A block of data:
+ + + + + + +

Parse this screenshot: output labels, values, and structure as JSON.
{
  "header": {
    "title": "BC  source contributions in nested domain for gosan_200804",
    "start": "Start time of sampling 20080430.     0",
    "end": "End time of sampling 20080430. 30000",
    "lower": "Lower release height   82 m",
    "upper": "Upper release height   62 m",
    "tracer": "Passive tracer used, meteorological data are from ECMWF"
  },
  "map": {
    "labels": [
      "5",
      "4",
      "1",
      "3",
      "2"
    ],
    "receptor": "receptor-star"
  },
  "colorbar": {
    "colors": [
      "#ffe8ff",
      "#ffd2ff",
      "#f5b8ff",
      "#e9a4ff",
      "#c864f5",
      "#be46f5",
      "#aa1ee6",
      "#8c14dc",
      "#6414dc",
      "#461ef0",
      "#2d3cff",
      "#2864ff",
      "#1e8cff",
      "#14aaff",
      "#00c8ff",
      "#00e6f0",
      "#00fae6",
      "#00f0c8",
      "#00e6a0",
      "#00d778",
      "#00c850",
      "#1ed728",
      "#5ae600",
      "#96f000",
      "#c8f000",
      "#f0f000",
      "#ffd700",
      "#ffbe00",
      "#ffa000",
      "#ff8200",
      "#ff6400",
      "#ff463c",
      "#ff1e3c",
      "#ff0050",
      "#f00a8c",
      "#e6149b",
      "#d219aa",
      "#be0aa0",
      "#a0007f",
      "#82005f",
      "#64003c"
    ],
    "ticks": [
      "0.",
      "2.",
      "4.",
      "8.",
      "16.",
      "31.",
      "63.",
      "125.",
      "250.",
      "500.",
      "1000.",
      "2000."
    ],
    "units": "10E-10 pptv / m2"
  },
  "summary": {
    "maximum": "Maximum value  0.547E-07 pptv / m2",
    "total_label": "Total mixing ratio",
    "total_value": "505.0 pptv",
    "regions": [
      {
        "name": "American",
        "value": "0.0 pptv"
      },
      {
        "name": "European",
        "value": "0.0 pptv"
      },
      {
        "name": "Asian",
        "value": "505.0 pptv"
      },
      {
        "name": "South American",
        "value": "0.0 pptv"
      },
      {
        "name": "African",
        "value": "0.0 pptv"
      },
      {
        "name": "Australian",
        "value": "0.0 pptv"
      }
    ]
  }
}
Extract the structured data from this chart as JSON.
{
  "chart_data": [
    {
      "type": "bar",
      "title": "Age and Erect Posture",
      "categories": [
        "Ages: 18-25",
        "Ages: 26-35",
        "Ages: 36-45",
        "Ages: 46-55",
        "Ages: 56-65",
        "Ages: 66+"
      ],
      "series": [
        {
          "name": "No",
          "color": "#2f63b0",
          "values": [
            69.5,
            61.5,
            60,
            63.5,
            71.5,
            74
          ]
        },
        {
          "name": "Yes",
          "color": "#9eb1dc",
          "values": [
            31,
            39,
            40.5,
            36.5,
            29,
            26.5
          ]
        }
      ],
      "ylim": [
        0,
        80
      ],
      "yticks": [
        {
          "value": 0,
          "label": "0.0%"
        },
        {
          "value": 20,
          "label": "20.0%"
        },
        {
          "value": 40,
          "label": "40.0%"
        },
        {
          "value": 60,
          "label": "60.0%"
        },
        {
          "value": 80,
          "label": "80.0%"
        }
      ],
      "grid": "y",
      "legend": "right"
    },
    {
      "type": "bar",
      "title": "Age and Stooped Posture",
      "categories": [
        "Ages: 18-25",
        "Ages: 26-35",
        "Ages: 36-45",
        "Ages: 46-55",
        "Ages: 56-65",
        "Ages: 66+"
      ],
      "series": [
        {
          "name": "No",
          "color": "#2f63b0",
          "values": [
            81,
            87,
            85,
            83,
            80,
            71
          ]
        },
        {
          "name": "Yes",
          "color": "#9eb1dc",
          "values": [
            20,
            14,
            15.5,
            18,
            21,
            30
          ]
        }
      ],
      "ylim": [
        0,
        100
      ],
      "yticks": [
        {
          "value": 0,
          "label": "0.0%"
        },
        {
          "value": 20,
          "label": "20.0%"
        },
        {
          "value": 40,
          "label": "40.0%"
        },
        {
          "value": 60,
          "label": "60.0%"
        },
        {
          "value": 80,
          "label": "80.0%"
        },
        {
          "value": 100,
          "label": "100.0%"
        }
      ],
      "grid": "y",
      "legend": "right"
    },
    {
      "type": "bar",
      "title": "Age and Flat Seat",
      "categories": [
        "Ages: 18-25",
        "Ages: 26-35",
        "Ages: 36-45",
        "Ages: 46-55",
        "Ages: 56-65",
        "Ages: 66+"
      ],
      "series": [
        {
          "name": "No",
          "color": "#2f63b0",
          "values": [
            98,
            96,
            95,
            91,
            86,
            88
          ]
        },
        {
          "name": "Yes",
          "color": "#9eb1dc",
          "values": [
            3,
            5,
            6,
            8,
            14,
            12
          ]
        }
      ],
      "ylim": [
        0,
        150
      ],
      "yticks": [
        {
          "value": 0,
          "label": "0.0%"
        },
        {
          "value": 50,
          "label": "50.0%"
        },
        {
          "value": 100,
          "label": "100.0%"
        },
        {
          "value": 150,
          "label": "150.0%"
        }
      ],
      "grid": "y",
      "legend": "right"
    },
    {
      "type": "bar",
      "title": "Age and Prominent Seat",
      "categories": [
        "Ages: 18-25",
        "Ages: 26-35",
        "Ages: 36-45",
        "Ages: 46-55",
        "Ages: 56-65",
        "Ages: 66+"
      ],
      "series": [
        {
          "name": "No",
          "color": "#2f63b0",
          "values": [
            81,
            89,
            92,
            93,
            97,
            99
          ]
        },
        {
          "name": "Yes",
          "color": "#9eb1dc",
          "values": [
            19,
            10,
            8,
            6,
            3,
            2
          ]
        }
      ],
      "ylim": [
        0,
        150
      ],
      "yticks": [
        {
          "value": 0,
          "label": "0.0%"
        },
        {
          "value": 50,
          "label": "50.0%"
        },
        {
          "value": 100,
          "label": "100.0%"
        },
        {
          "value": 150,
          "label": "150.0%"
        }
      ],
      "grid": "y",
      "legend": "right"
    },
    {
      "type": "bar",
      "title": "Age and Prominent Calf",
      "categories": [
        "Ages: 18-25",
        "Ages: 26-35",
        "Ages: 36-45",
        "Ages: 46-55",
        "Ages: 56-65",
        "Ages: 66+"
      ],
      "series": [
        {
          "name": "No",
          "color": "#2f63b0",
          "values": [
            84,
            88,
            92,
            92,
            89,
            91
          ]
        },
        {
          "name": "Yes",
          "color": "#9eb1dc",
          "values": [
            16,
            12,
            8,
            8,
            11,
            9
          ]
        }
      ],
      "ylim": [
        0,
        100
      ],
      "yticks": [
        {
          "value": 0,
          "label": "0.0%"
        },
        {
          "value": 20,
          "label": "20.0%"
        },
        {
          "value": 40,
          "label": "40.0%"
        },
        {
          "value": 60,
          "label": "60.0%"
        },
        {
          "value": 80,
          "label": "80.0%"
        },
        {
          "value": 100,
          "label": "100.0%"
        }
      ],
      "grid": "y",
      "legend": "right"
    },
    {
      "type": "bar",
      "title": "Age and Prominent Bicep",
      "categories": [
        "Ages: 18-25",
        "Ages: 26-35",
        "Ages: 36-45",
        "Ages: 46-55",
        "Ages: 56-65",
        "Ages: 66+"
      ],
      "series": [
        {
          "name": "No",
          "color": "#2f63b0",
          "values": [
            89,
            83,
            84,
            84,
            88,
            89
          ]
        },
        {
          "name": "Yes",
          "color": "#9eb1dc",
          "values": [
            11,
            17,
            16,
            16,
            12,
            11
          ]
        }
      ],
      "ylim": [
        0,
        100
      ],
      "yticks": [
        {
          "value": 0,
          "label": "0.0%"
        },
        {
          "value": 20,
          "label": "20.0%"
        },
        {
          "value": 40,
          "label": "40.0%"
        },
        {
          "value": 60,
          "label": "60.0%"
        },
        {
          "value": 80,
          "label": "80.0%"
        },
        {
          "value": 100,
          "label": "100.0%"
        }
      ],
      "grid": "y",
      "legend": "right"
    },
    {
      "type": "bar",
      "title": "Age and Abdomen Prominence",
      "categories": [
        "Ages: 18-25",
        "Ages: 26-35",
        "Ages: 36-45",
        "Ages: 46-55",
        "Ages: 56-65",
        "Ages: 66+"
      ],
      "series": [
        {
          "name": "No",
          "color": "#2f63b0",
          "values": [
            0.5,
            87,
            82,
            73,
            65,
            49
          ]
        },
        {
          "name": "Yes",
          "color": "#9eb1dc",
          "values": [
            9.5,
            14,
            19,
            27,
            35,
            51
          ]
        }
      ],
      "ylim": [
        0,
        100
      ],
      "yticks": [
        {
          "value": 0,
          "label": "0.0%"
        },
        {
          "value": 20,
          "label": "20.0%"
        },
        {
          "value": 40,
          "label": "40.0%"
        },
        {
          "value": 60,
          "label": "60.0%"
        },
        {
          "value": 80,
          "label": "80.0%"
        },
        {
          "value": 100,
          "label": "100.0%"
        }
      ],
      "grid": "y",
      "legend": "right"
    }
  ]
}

+ + + + + + +

From the entries above, pull out each line that includes "labels".

Parse this screenshot: output labels, values, and structure as JSON.
    "labels": [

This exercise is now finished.